▶ [PROBLEM] Note each line of the listing that contains the string "JSON", and copy it.
— begin TASK DATA —
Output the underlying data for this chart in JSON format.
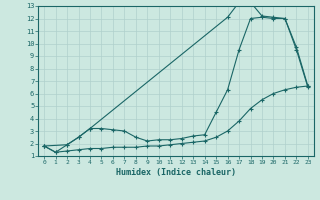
{
  "xlabel": "Humidex (Indice chaleur)",
  "bg_color": "#cce8e0",
  "grid_color": "#b0d0cc",
  "line_color": "#1a6666",
  "xlim": [
    -0.5,
    23.5
  ],
  "ylim": [
    1,
    13
  ],
  "xticks": [
    0,
    1,
    2,
    3,
    4,
    5,
    6,
    7,
    8,
    9,
    10,
    11,
    12,
    13,
    14,
    15,
    16,
    17,
    18,
    19,
    20,
    21,
    22,
    23
  ],
  "yticks": [
    1,
    2,
    3,
    4,
    5,
    6,
    7,
    8,
    9,
    10,
    11,
    12,
    13
  ],
  "line1_x": [
    0,
    1,
    2,
    3,
    4,
    5,
    6,
    7,
    8,
    9,
    10,
    11,
    12,
    13,
    14,
    15,
    16,
    17,
    18,
    19,
    20,
    21,
    22,
    23
  ],
  "line1_y": [
    1.8,
    1.3,
    1.9,
    2.5,
    3.2,
    3.2,
    3.1,
    3.0,
    2.5,
    2.2,
    2.3,
    2.3,
    2.4,
    2.6,
    2.7,
    4.5,
    6.3,
    9.5,
    12.0,
    12.1,
    12.0,
    12.0,
    9.5,
    6.5
  ],
  "line2_x": [
    0,
    2,
    3,
    4,
    16,
    17,
    18,
    19,
    20,
    21,
    22,
    23
  ],
  "line2_y": [
    1.8,
    1.9,
    2.5,
    3.2,
    12.1,
    13.3,
    13.3,
    12.2,
    12.1,
    12.0,
    9.7,
    6.6
  ],
  "line3_x": [
    0,
    1,
    2,
    3,
    4,
    5,
    6,
    7,
    8,
    9,
    10,
    11,
    12,
    13,
    14,
    15,
    16,
    17,
    18,
    19,
    20,
    21,
    22,
    23
  ],
  "line3_y": [
    1.8,
    1.3,
    1.4,
    1.5,
    1.6,
    1.6,
    1.7,
    1.7,
    1.7,
    1.8,
    1.8,
    1.9,
    2.0,
    2.1,
    2.2,
    2.5,
    3.0,
    3.8,
    4.8,
    5.5,
    6.0,
    6.3,
    6.5,
    6.6
  ]
}
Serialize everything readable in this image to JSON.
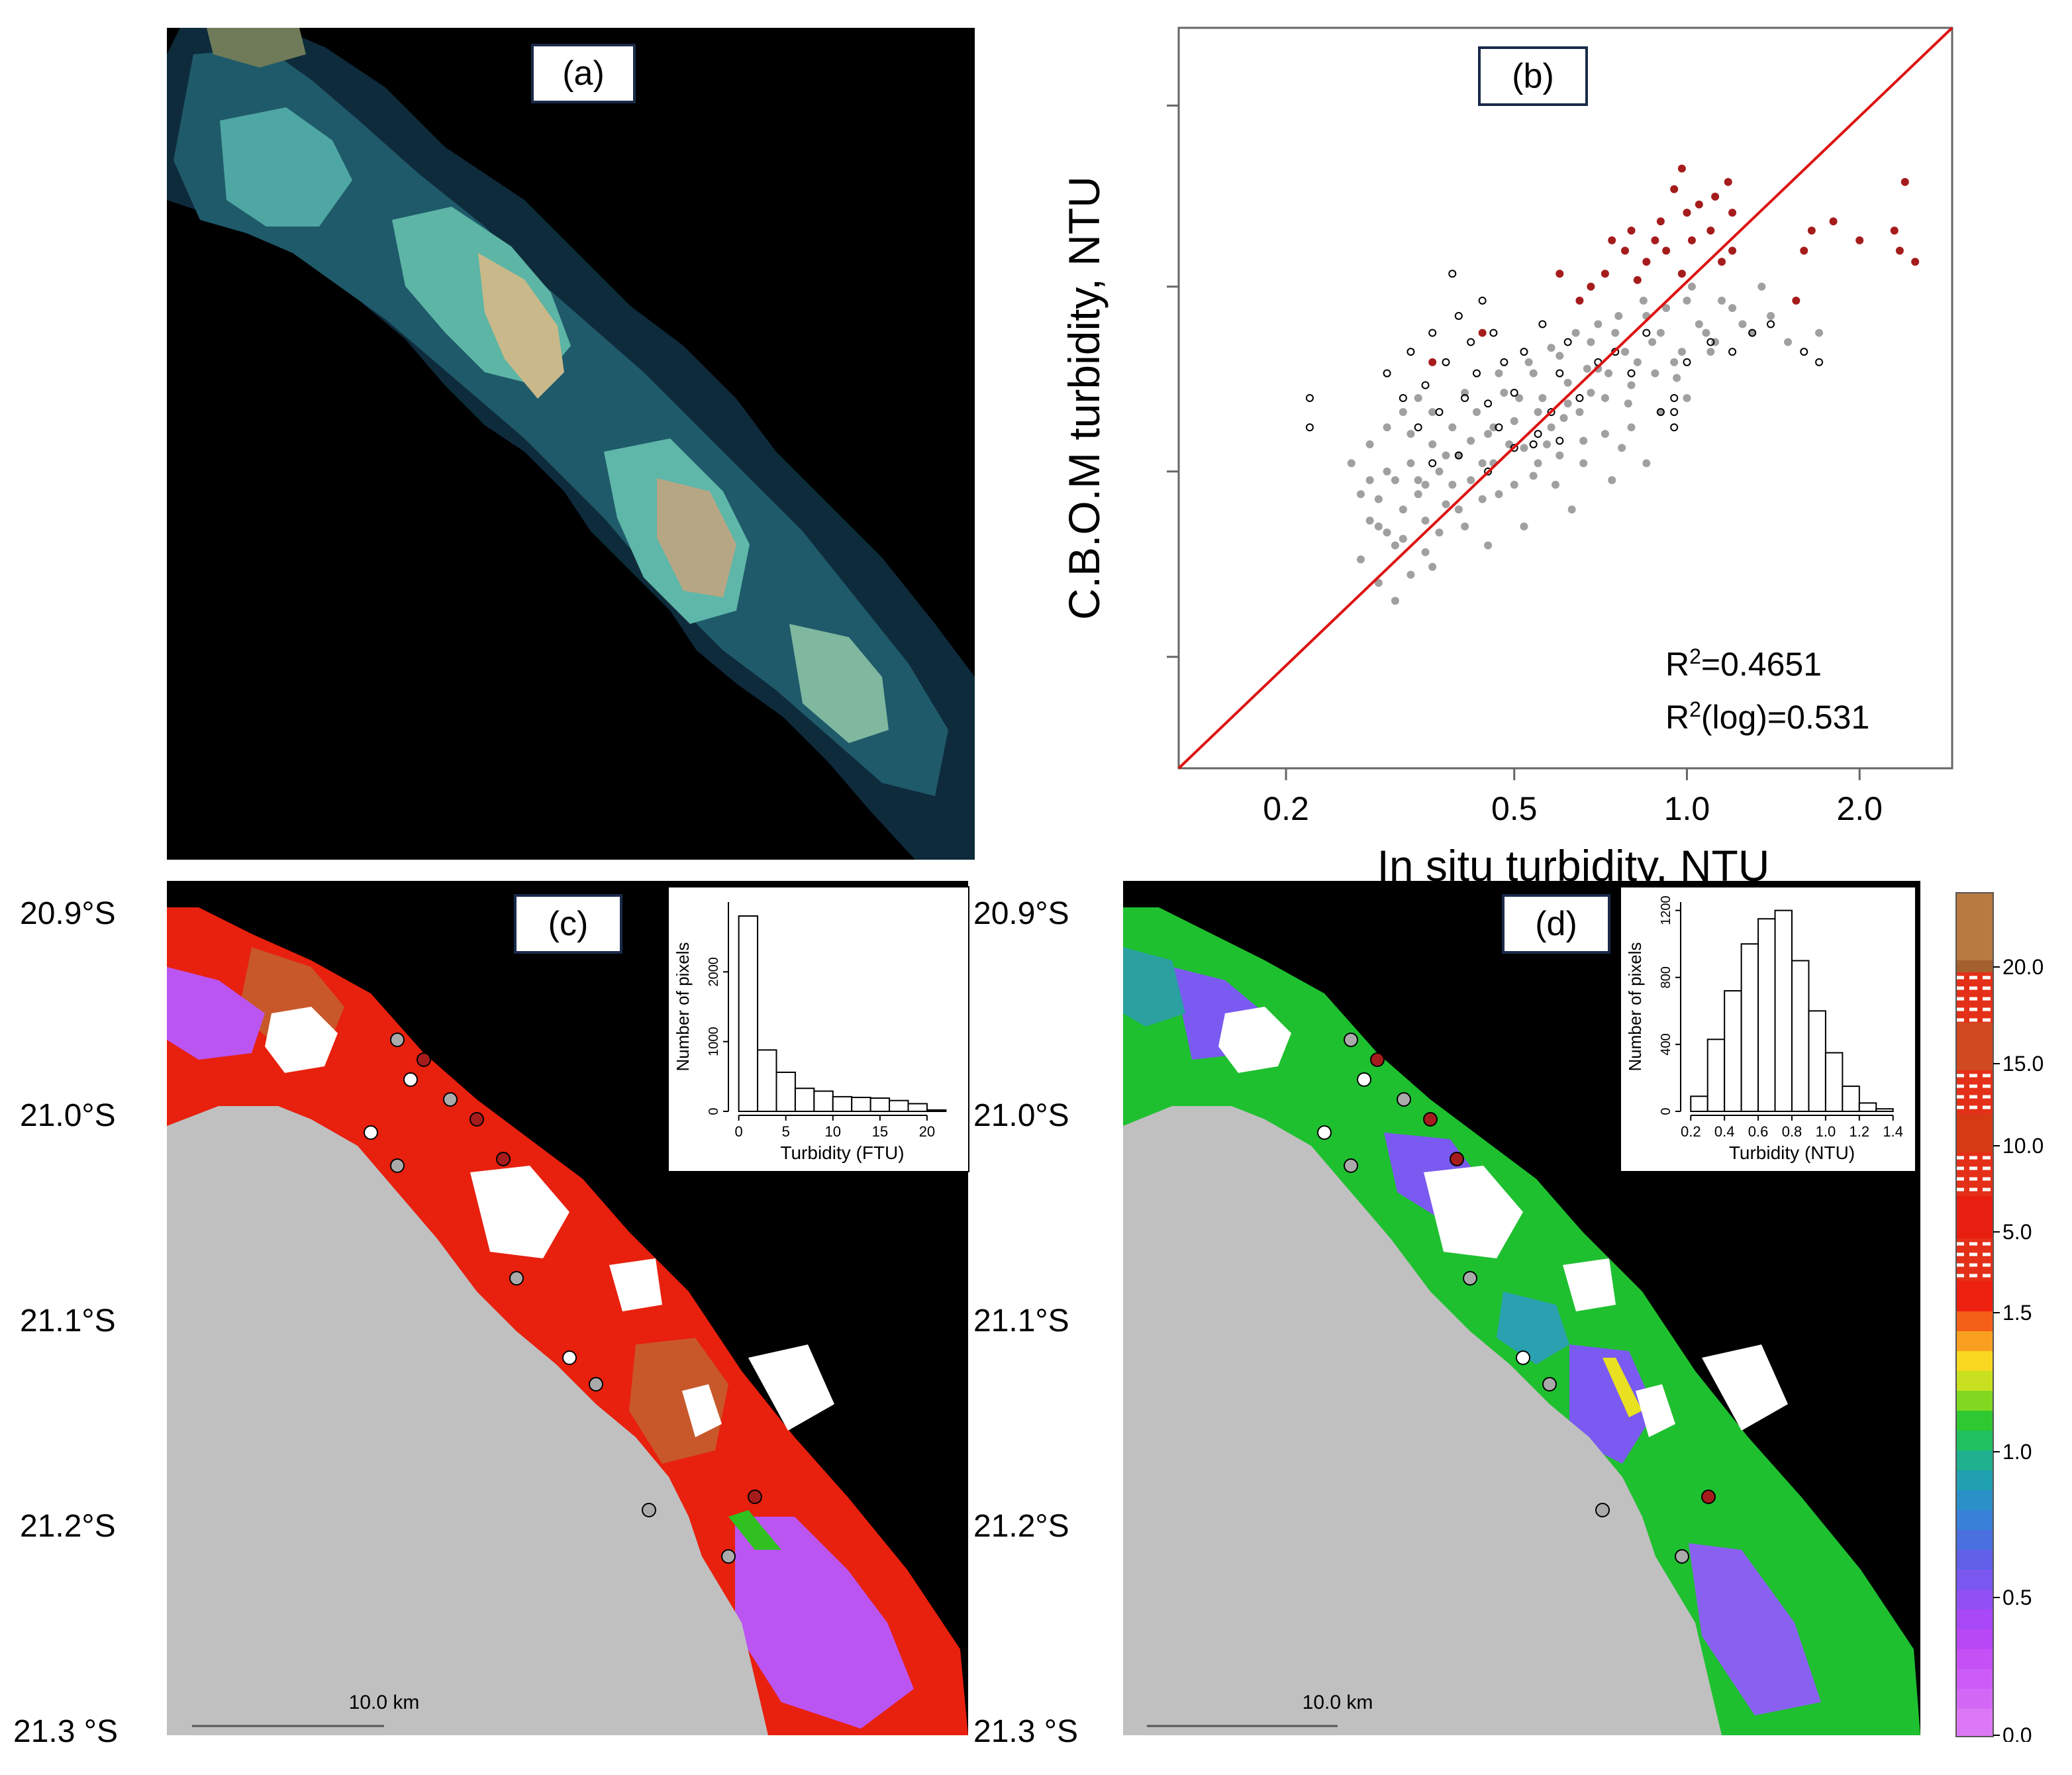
{
  "panels": {
    "a": {
      "label": "(a)"
    },
    "b": {
      "label": "(b)"
    },
    "c": {
      "label": "(c)"
    },
    "d": {
      "label": "(d)"
    }
  },
  "colors": {
    "frame_border": "#1a2a4a",
    "ocean_black": "#000000",
    "land_gray": "#c0c0c0",
    "cloud_white": "#ffffff",
    "one_to_one_line": "#dd1111",
    "scatter_gray": "#a0a0a0",
    "scatter_red": "#a51c1c",
    "scatter_open": "#000000"
  },
  "chart_data": [
    {
      "id": "b",
      "type": "scatter",
      "title": "(b)",
      "xlabel": "In situ turbidity, NTU",
      "ylabel": "C.B.O.M turbidity, NTU",
      "xscale": "log",
      "yscale": "log",
      "xlim": [
        0.13,
        2.9
      ],
      "ylim": [
        0.06,
        6.0
      ],
      "xticks": [
        0.2,
        0.5,
        1.0,
        2.0
      ],
      "xtick_labels": [
        "0.2",
        "0.5",
        "1.0",
        "2.0"
      ],
      "yticks": [
        0.12,
        0.38,
        1.2,
        3.7
      ],
      "ytick_labels": [
        "",
        "",
        "",
        ""
      ],
      "reference_line": "1:1",
      "annotations": [
        "R²=0.4651",
        "R²(log)=0.531"
      ],
      "r2_text": "0.4651",
      "r2log_text": "0.531",
      "series": [
        {
          "name": "gray",
          "points": [
            [
              0.28,
              0.28
            ],
            [
              0.29,
              0.32
            ],
            [
              0.3,
              0.26
            ],
            [
              0.31,
              0.36
            ],
            [
              0.32,
              0.3
            ],
            [
              0.33,
              0.4
            ],
            [
              0.34,
              0.33
            ],
            [
              0.35,
              0.28
            ],
            [
              0.36,
              0.45
            ],
            [
              0.37,
              0.38
            ],
            [
              0.38,
              0.31
            ],
            [
              0.39,
              0.5
            ],
            [
              0.4,
              0.42
            ],
            [
              0.42,
              0.36
            ],
            [
              0.43,
              0.55
            ],
            [
              0.45,
              0.48
            ],
            [
              0.46,
              0.4
            ],
            [
              0.48,
              0.62
            ],
            [
              0.5,
              0.52
            ],
            [
              0.52,
              0.44
            ],
            [
              0.54,
              0.7
            ],
            [
              0.56,
              0.6
            ],
            [
              0.58,
              0.5
            ],
            [
              0.6,
              0.78
            ],
            [
              0.62,
              0.66
            ],
            [
              0.65,
              0.55
            ],
            [
              0.68,
              0.85
            ],
            [
              0.7,
              0.72
            ],
            [
              0.72,
              0.6
            ],
            [
              0.75,
              0.9
            ],
            [
              0.78,
              0.8
            ],
            [
              0.8,
              0.65
            ],
            [
              0.85,
              1.0
            ],
            [
              0.9,
              0.9
            ],
            [
              0.95,
              0.75
            ],
            [
              1.0,
              1.1
            ],
            [
              1.05,
              0.95
            ],
            [
              1.1,
              0.8
            ],
            [
              1.2,
              1.05
            ],
            [
              1.3,
              0.9
            ],
            [
              1.4,
              1.0
            ],
            [
              1.5,
              0.85
            ],
            [
              0.27,
              0.22
            ],
            [
              0.29,
              0.19
            ],
            [
              0.31,
              0.24
            ],
            [
              0.33,
              0.2
            ],
            [
              0.35,
              0.23
            ],
            [
              0.37,
              0.26
            ],
            [
              0.4,
              0.3
            ],
            [
              0.44,
              0.32
            ],
            [
              0.5,
              0.35
            ],
            [
              0.55,
              0.4
            ],
            [
              0.6,
              0.42
            ],
            [
              0.66,
              0.46
            ],
            [
              0.72,
              0.48
            ],
            [
              0.8,
              0.5
            ],
            [
              0.9,
              0.55
            ],
            [
              1.0,
              0.6
            ],
            [
              0.26,
              0.4
            ],
            [
              0.28,
              0.45
            ],
            [
              0.3,
              0.5
            ],
            [
              0.32,
              0.55
            ],
            [
              0.34,
              0.6
            ],
            [
              0.36,
              0.55
            ],
            [
              0.41,
              0.62
            ],
            [
              0.47,
              0.7
            ],
            [
              0.53,
              0.75
            ],
            [
              0.58,
              0.82
            ],
            [
              0.64,
              0.9
            ],
            [
              0.7,
              0.95
            ],
            [
              0.76,
              1.0
            ],
            [
              0.84,
              1.1
            ],
            [
              0.92,
              1.05
            ],
            [
              1.02,
              1.2
            ],
            [
              1.15,
              1.1
            ],
            [
              0.27,
              0.33
            ],
            [
              0.3,
              0.38
            ],
            [
              0.34,
              0.36
            ],
            [
              0.38,
              0.42
            ],
            [
              0.42,
              0.46
            ],
            [
              0.46,
              0.5
            ],
            [
              0.49,
              0.45
            ],
            [
              0.55,
              0.55
            ],
            [
              0.62,
              0.58
            ],
            [
              0.68,
              0.62
            ],
            [
              0.73,
              0.7
            ],
            [
              0.82,
              0.75
            ],
            [
              0.88,
              0.7
            ],
            [
              0.98,
              0.8
            ],
            [
              1.08,
              0.9
            ],
            [
              1.25,
              0.95
            ],
            [
              1.7,
              0.9
            ],
            [
              0.31,
              0.17
            ],
            [
              0.36,
              0.21
            ],
            [
              0.45,
              0.24
            ],
            [
              0.52,
              0.27
            ],
            [
              0.63,
              0.3
            ],
            [
              0.74,
              0.36
            ],
            [
              0.85,
              0.4
            ],
            [
              0.28,
              0.36
            ],
            [
              0.33,
              0.48
            ],
            [
              0.39,
              0.35
            ],
            [
              0.44,
              0.4
            ],
            [
              0.51,
              0.6
            ],
            [
              0.57,
              0.45
            ],
            [
              0.61,
              0.53
            ],
            [
              0.67,
              0.72
            ],
            [
              0.79,
              0.58
            ],
            [
              0.87,
              0.85
            ],
            [
              0.96,
              0.68
            ],
            [
              1.12,
              0.85
            ],
            [
              1.35,
              1.2
            ],
            [
              0.29,
              0.27
            ],
            [
              0.32,
              0.25
            ],
            [
              0.35,
              0.35
            ],
            [
              0.41,
              0.27
            ],
            [
              0.47,
              0.33
            ],
            [
              0.54,
              0.37
            ],
            [
              0.59,
              0.35
            ],
            [
              0.66,
              0.4
            ],
            [
              0.77,
              0.44
            ]
          ]
        },
        {
          "name": "open",
          "points": [
            [
              0.22,
              0.5
            ],
            [
              0.22,
              0.6
            ],
            [
              0.3,
              0.7
            ],
            [
              0.32,
              0.6
            ],
            [
              0.33,
              0.8
            ],
            [
              0.34,
              0.5
            ],
            [
              0.35,
              0.65
            ],
            [
              0.36,
              0.9
            ],
            [
              0.37,
              0.55
            ],
            [
              0.38,
              0.75
            ],
            [
              0.39,
              1.3
            ],
            [
              0.4,
              1.0
            ],
            [
              0.41,
              0.6
            ],
            [
              0.42,
              0.85
            ],
            [
              0.43,
              0.7
            ],
            [
              0.44,
              1.1
            ],
            [
              0.45,
              0.58
            ],
            [
              0.46,
              0.9
            ],
            [
              0.47,
              0.5
            ],
            [
              0.48,
              0.75
            ],
            [
              0.5,
              0.62
            ],
            [
              0.52,
              0.8
            ],
            [
              0.54,
              0.45
            ],
            [
              0.56,
              0.95
            ],
            [
              0.58,
              0.55
            ],
            [
              0.6,
              0.7
            ],
            [
              0.62,
              0.85
            ],
            [
              0.65,
              0.6
            ],
            [
              0.7,
              0.75
            ],
            [
              0.75,
              0.8
            ],
            [
              0.8,
              0.7
            ],
            [
              0.85,
              0.9
            ],
            [
              0.9,
              0.55
            ],
            [
              1.0,
              0.75
            ],
            [
              1.1,
              0.85
            ],
            [
              1.2,
              0.8
            ],
            [
              1.3,
              0.9
            ],
            [
              1.4,
              0.95
            ],
            [
              1.6,
              0.8
            ],
            [
              1.7,
              0.75
            ],
            [
              0.36,
              0.4
            ],
            [
              0.4,
              0.42
            ],
            [
              0.45,
              0.38
            ],
            [
              0.5,
              0.44
            ],
            [
              0.55,
              0.48
            ],
            [
              0.6,
              0.46
            ],
            [
              0.95,
              0.5
            ],
            [
              0.95,
              0.55
            ],
            [
              0.95,
              0.6
            ]
          ]
        },
        {
          "name": "red",
          "points": [
            [
              0.36,
              0.75
            ],
            [
              0.44,
              0.9
            ],
            [
              0.6,
              1.3
            ],
            [
              0.65,
              1.1
            ],
            [
              0.68,
              1.2
            ],
            [
              0.72,
              1.3
            ],
            [
              0.74,
              1.6
            ],
            [
              0.8,
              1.7
            ],
            [
              0.85,
              1.4
            ],
            [
              0.9,
              1.8
            ],
            [
              0.92,
              1.5
            ],
            [
              0.95,
              2.2
            ],
            [
              0.98,
              2.5
            ],
            [
              1.0,
              1.9
            ],
            [
              1.02,
              1.6
            ],
            [
              1.05,
              2.0
            ],
            [
              1.1,
              1.7
            ],
            [
              1.15,
              1.4
            ],
            [
              1.18,
              2.3
            ],
            [
              1.2,
              1.9
            ],
            [
              1.2,
              1.5
            ],
            [
              1.55,
              1.1
            ],
            [
              1.6,
              1.5
            ],
            [
              1.8,
              1.8
            ],
            [
              2.0,
              1.6
            ],
            [
              2.3,
              1.7
            ],
            [
              2.35,
              1.5
            ],
            [
              2.5,
              1.4
            ],
            [
              2.4,
              2.3
            ],
            [
              1.65,
              1.7
            ],
            [
              0.82,
              1.25
            ],
            [
              0.88,
              1.6
            ],
            [
              0.78,
              1.5
            ],
            [
              0.98,
              1.3
            ],
            [
              1.12,
              2.1
            ]
          ]
        }
      ]
    },
    {
      "id": "c-inset",
      "type": "bar",
      "xlabel": "Turbidity (FTU)",
      "ylabel": "Number of pixels",
      "xticks": [
        0,
        5,
        10,
        15,
        20
      ],
      "xtick_labels": [
        "0",
        "5",
        "10",
        "15",
        "20"
      ],
      "yticks": [
        0,
        1000,
        2000
      ],
      "ytick_labels": [
        "0",
        "1000",
        "2000"
      ],
      "ylim": [
        0,
        3000
      ],
      "bin_edges": [
        0,
        2,
        4,
        6,
        8,
        10,
        12,
        14,
        16,
        18,
        20,
        22
      ],
      "values": [
        2800,
        880,
        560,
        330,
        290,
        210,
        200,
        190,
        155,
        110,
        20
      ]
    },
    {
      "id": "d-inset",
      "type": "bar",
      "xlabel": "Turbidity (NTU)",
      "ylabel": "Number of pixels",
      "xticks": [
        0.2,
        0.4,
        0.6,
        0.8,
        1.0,
        1.2,
        1.4
      ],
      "xtick_labels": [
        "0.2",
        "0.4",
        "0.6",
        "0.8",
        "1.0",
        "1.2",
        "1.4"
      ],
      "yticks": [
        0,
        400,
        800,
        1200
      ],
      "ytick_labels": [
        "0",
        "400",
        "800",
        "1200"
      ],
      "ylim": [
        0,
        1250
      ],
      "bin_edges": [
        0.2,
        0.3,
        0.4,
        0.5,
        0.6,
        0.7,
        0.8,
        0.9,
        1.0,
        1.1,
        1.2,
        1.3,
        1.4
      ],
      "values": [
        90,
        430,
        720,
        1000,
        1150,
        1200,
        900,
        600,
        350,
        150,
        50,
        15
      ]
    },
    {
      "id": "colorbar",
      "type": "heatmap",
      "tick_labels": [
        "20.0",
        "15.0",
        "10.0",
        "5.0",
        "1.5",
        "1.0",
        "0.5",
        "0.0"
      ],
      "tick_values": [
        20.0,
        15.0,
        10.0,
        5.0,
        1.5,
        1.0,
        0.5,
        0.0
      ]
    }
  ],
  "maps": {
    "lat_labels_c": [
      "20.9°S",
      "21.0°S",
      "21.1°S",
      "21.2°S",
      "21.3 °S"
    ],
    "lat_labels_d": [
      "20.9°S",
      "21.0°S",
      "21.1°S",
      "21.2°S",
      "21.3 °S"
    ],
    "scale_text": "10.0 km"
  }
}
— end TASK DATA —
▶ [WRITTEN SOLUTION]
Output the underlying data for this chart in JSON format.
Serialize everything readable in this image to JSON.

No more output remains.